* [Your task] Check each line for the word "when" and report how many have it. Give nothing else.

┏━━

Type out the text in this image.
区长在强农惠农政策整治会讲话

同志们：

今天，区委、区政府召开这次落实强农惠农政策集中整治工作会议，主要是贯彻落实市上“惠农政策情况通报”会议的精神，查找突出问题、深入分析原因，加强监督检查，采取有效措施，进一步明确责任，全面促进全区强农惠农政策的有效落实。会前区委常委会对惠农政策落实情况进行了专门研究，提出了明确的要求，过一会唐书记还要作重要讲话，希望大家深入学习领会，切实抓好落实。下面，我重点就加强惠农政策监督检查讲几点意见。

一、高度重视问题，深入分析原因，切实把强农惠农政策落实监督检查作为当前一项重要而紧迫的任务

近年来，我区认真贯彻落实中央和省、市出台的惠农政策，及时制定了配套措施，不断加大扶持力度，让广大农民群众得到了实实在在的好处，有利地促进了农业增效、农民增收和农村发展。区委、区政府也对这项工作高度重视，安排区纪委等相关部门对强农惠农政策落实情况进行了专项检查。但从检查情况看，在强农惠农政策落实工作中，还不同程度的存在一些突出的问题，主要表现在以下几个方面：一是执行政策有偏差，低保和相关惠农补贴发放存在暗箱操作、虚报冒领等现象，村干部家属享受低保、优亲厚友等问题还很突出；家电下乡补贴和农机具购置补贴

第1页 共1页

┗━━
┏━━

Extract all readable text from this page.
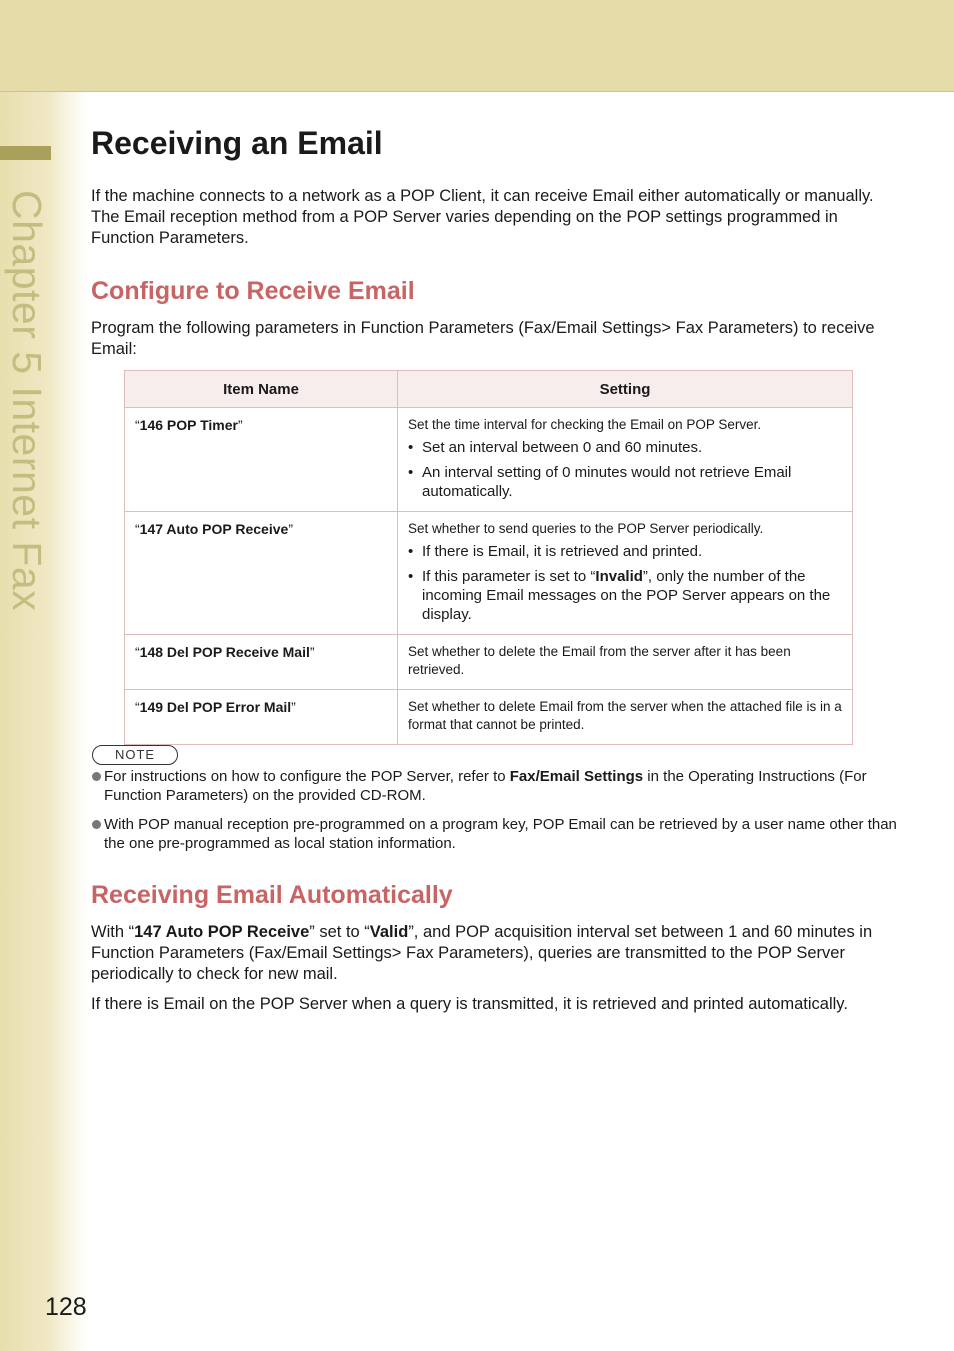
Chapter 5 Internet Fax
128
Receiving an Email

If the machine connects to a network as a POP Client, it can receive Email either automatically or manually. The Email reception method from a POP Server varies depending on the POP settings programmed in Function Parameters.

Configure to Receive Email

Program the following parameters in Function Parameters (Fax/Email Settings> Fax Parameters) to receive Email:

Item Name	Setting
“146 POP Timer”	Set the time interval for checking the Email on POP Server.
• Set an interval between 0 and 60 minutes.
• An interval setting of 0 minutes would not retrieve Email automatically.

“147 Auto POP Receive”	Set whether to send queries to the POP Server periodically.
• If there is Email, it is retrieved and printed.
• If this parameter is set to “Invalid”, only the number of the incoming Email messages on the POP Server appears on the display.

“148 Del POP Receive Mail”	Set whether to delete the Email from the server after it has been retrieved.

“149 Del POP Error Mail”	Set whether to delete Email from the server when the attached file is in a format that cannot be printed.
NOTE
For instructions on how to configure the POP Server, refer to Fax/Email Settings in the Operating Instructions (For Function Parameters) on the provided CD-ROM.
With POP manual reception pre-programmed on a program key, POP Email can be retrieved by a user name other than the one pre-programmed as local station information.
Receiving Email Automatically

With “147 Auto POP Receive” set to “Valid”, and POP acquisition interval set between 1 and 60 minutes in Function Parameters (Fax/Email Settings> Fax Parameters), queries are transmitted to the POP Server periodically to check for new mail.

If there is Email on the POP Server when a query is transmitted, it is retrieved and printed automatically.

┗━━

* [Reply] 2